Quote the data below in full, minus the images.

## START

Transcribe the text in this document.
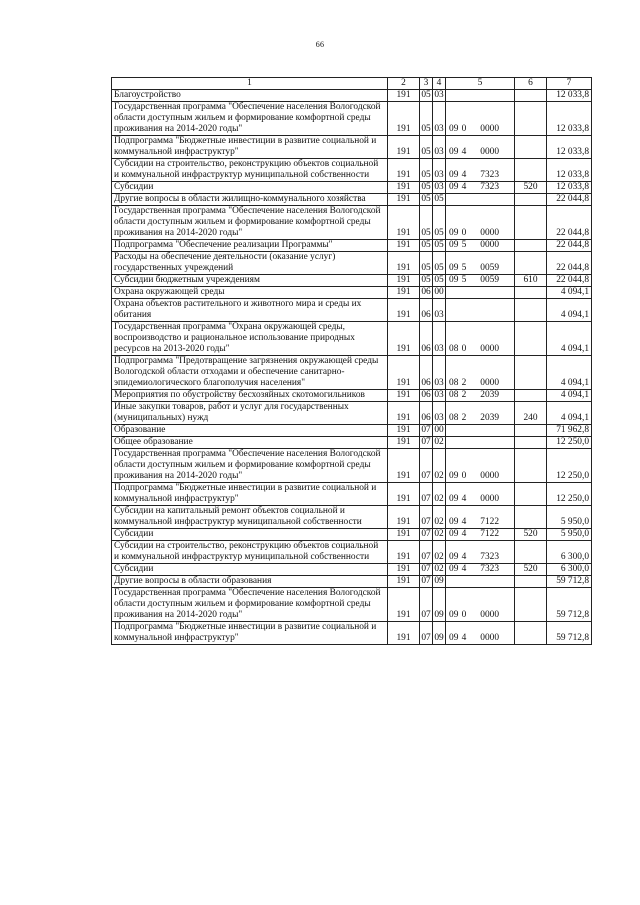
66
1	2	3	4	5	6	7
Благоустройство	191	05	03			12 033,8
Государственная программа "Обеспечение населения Вологодской области доступным жильем и формирование комфортной среды проживания на 2014-2020 годы"	191	05	03	09 0 0000		12 033,8
Подпрограмма "Бюджетные инвестиции в развитие социальной и коммунальной инфраструктур"	191	05	03	09 4 0000		12 033,8
Субсидии на строительство, реконструкцию объектов социальной и коммунальной инфраструктур муниципальной собственности	191	05	03	09 4 7323		12 033,8
Субсидии	191	05	03	09 4 7323	520	12 033,8
Другие вопросы в области жилищно-коммунального хозяйства	191	05	05			22 044,8
Государственная программа "Обеспечение населения Вологодской области доступным жильем и формирование комфортной среды проживания на 2014-2020 годы"	191	05	05	09 0 0000		22 044,8
Подпрограмма "Обеспечение реализации Программы"	191	05	05	09 5 0000		22 044,8
Расходы на обеспечение деятельности (оказание услуг) государственных учреждений	191	05	05	09 5 0059		22 044,8
Субсидии бюджетным учреждениям	191	05	05	09 5 0059	610	22 044,8
Охрана окружающей среды	191	06	00			4 094,1
Охрана объектов растительного и животного мира и среды их обитания	191	06	03			4 094,1
Государственная программа "Охрана окружающей среды, воспроизводство и рациональное использование природных ресурсов на 2013-2020 годы"	191	06	03	08 0 0000		4 094,1
Подпрограмма "Предотвращение загрязнения окружающей среды Вологодской области отходами и обеспечение санитарно-эпидемиологического благополучия населения"	191	06	03	08 2 0000		4 094,1
Мероприятия по обустройству бесхозяйных скотомогильников	191	06	03	08 2 2039		4 094,1
Иные закупки товаров, работ и услуг для государственных (муниципальных) нужд	191	06	03	08 2 2039	240	4 094,1
Образование	191	07	00			71 962,8
Общее образование	191	07	02			12 250,0
Государственная программа "Обеспечение населения Вологодской области доступным жильем и формирование комфортной среды проживания на 2014-2020 годы"	191	07	02	09 0 0000		12 250,0
Подпрограмма "Бюджетные инвестиции в развитие социальной и коммунальной инфраструктур"	191	07	02	09 4 0000		12 250,0
Субсидии на капитальный ремонт объектов социальной и коммунальной инфраструктур муниципальной собственности	191	07	02	09 4 7122		5 950,0
Субсидии	191	07	02	09 4 7122	520	5 950,0
Субсидии на строительство, реконструкцию объектов социальной и коммунальной инфраструктур муниципальной собственности	191	07	02	09 4 7323		6 300,0
Субсидии	191	07	02	09 4 7323	520	6 300,0
Другие вопросы в области образования	191	07	09			59 712,8
Государственная программа "Обеспечение населения Вологодской области доступным жильем и формирование комфортной среды проживания на 2014-2020 годы"	191	07	09	09 0 0000		59 712,8
Подпрограмма "Бюджетные инвестиции в развитие социальной и коммунальной инфраструктур"	191	07	09	09 4 0000		59 712,8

## END

**Completed exercise**
Transcribe the text in this document.
66
1	2	3	4	5	6	7
Благоустройство	191	05	03			12 033,8
Государственная программа "Обеспечение населения Вологодской области доступным жильем и формирование комфортной среды проживания на 2014-2020 годы"	191	05	03	09 0 0000		12 033,8
Подпрограмма "Бюджетные инвестиции в развитие социальной и коммунальной инфраструктур"	191	05	03	09 4 0000		12 033,8
Субсидии на строительство, реконструкцию объектов социальной и коммунальной инфраструктур муниципальной собственности	191	05	03	09 4 7323		12 033,8
Субсидии	191	05	03	09 4 7323	520	12 033,8
Другие вопросы в области жилищно-коммунального хозяйства	191	05	05			22 044,8
Государственная программа "Обеспечение населения Вологодской области доступным жильем и формирование комфортной среды проживания на 2014-2020 годы"	191	05	05	09 0 0000		22 044,8
Подпрограмма "Обеспечение реализации Программы"	191	05	05	09 5 0000		22 044,8
Расходы на обеспечение деятельности (оказание услуг) государственных учреждений	191	05	05	09 5 0059		22 044,8
Субсидии бюджетным учреждениям	191	05	05	09 5 0059	610	22 044,8
Охрана окружающей среды	191	06	00			4 094,1
Охрана объектов растительного и животного мира и среды их обитания	191	06	03			4 094,1
Государственная программа "Охрана окружающей среды, воспроизводство и рациональное использование природных ресурсов на 2013-2020 годы"	191	06	03	08 0 0000		4 094,1
Подпрограмма "Предотвращение загрязнения окружающей среды Вологодской области отходами и обеспечение санитарно-эпидемиологического благополучия населения"	191	06	03	08 2 0000		4 094,1
Мероприятия по обустройству бесхозяйных скотомогильников	191	06	03	08 2 2039		4 094,1
Иные закупки товаров, работ и услуг для государственных (муниципальных) нужд	191	06	03	08 2 2039	240	4 094,1
Образование	191	07	00			71 962,8
Общее образование	191	07	02			12 250,0
Государственная программа "Обеспечение населения Вологодской области доступным жильем и формирование комфортной среды проживания на 2014-2020 годы"	191	07	02	09 0 0000		12 250,0
Подпрограмма "Бюджетные инвестиции в развитие социальной и коммунальной инфраструктур"	191	07	02	09 4 0000		12 250,0
Субсидии на капитальный ремонт объектов социальной и коммунальной инфраструктур муниципальной собственности	191	07	02	09 4 7122		5 950,0
Субсидии	191	07	02	09 4 7122	520	5 950,0
Субсидии на строительство, реконструкцию объектов социальной и коммунальной инфраструктур муниципальной собственности	191	07	02	09 4 7323		6 300,0
Субсидии	191	07	02	09 4 7323	520	6 300,0
Другие вопросы в области образования	191	07	09			59 712,8
Государственная программа "Обеспечение населения Вологодской области доступным жильем и формирование комфортной среды проживания на 2014-2020 годы"	191	07	09	09 0 0000		59 712,8
Подпрограмма "Бюджетные инвестиции в развитие социальной и коммунальной инфраструктур"	191	07	09	09 4 0000		59 712,8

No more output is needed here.